REQUEST: Pull each line containing "document" out of the data and copy it.

Recorded data
▬▬▬▬▬▬▬▬▬▬

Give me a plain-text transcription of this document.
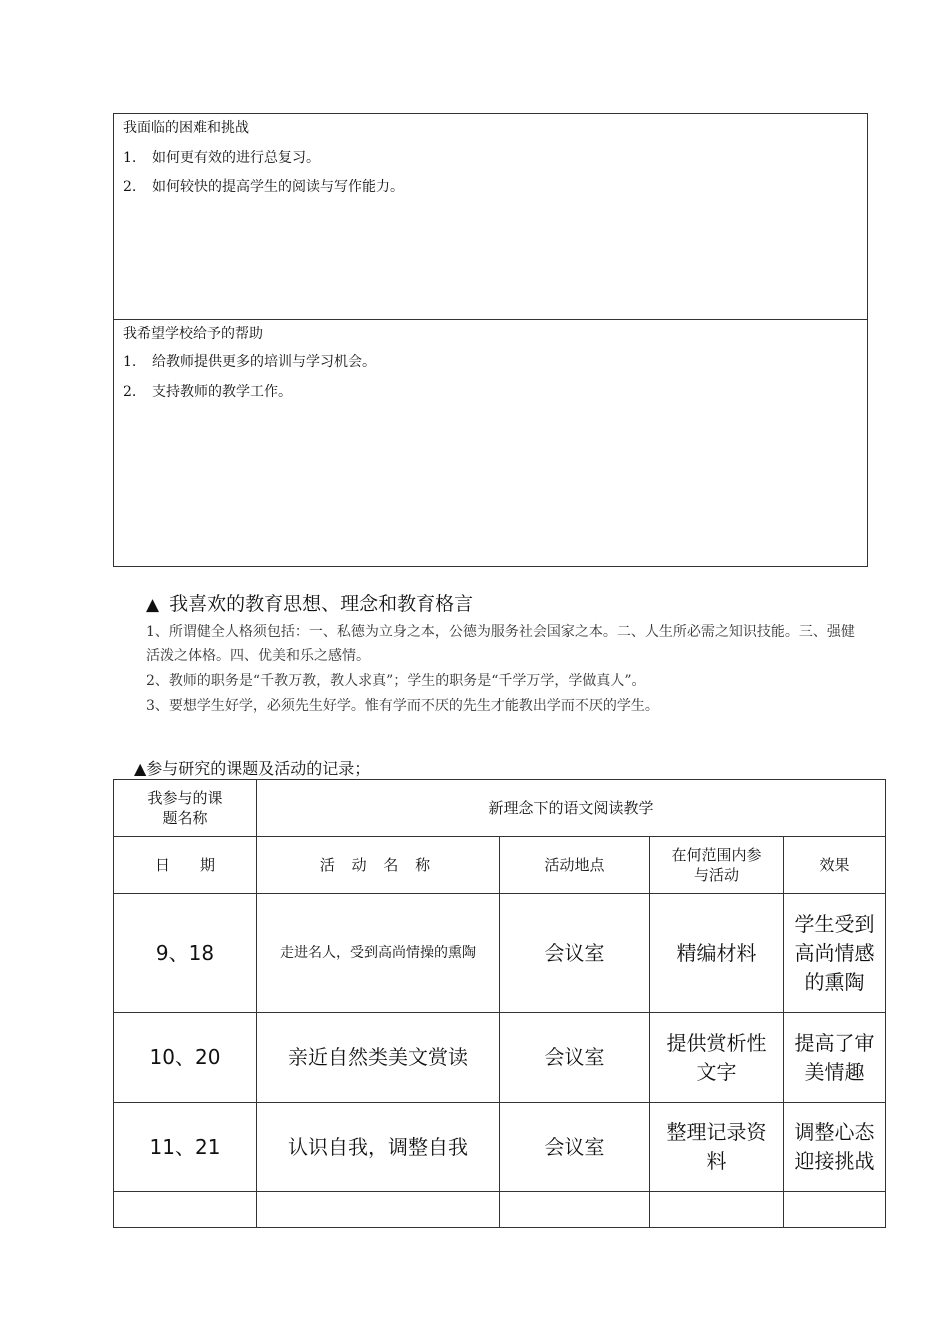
我面临的困难和挑战
1. 如何更有效的进行总复习。
2. 如何较快的提高学生的阅读与写作能力。
我希望学校给予的帮助
1. 给教师提供更多的培训与学习机会。
2. 支持教师的教学工作。
▲ 我喜欢的教育思想、理念和教育格言
1、所谓健全人格须包括：一、私德为立身之本，公德为服务社会国家之本。二、人生所必需之知识技能。三、强健活泼之体格。四、优美和乐之感情。
2、教师的职务是“千教万教，教人求真”；学生的职务是“千学万学，学做真人”。
3、要想学生好学，必须先生好学。惟有学而不厌的先生才能教出学而不厌的学生。
▲参与研究的课题及活动的记录；
我参与的课题名称	新理念下的语文阅读教学			
日　　期	活 动 名 称	活动地点	在何范围内参与活动	效果
9、18	走进名人，受到高尚情操的熏陶	会议室	精编材料	学生受到高尚情感的熏陶

10、20	亲近自然类美文赏读	会议室	提供赏析性文字	提高了审美情趣

11、21	认识自我，调整自我	会议室	整理记录资料	调整心态 迎接挑战
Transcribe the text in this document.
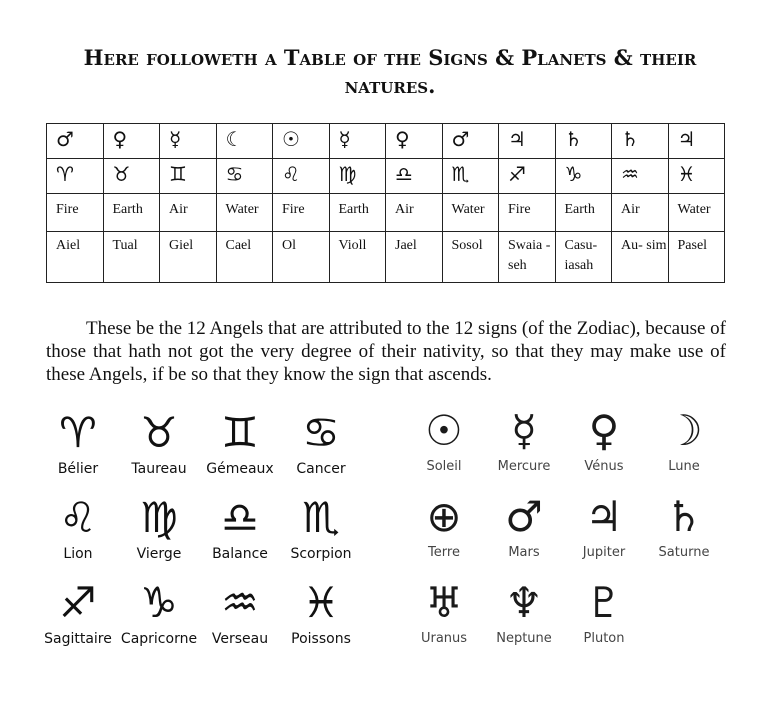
Here followeth a Table of the Signs & Planets & their natures.
♂	♀	☿	☾	☉	☿	♀	♂	♃	♄	♄	♃
♈	♉	♊	♋	♌	♍	♎	♏	♐	♑	♒	♓
Fire	Earth	Air	Water	Fire	Earth	Air	Water	Fire	Earth	Air	Water
Aiel	Tual	Giel	Cael	Ol	Violl	Jael	Sosol	Swaia -seh	Casu- iasah	Au- sim	Pasel

These be the 12 Angels that are attributed to the 12 signs (of the Zodiac), because of those that hath not got the very degree of their nativity, so that they may make use of these Angels, if be so that they know the sign that ascends.

♈
Bélier
♉
Taureau
♊
Gémeaux
♋
Cancer
♌
Lion
♍
Vierge
♎
Balance
♏
Scorpion
♐
Sagittaire
♑
Capricorne
♒
Verseau
♓
Poissons
☉
Soleil
☿
Mercure
♀
Vénus
☽
Lune
⊕
Terre
♂
Mars
♃
Jupiter
♄
Saturne
♅
Uranus
♆
Neptune
♇
Pluton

▬▬▬▬▬▬▬▬▬▬

EXPECTED OUTPUT:
Give me a plain-text transcription of this document.
Transcribe the text in this document.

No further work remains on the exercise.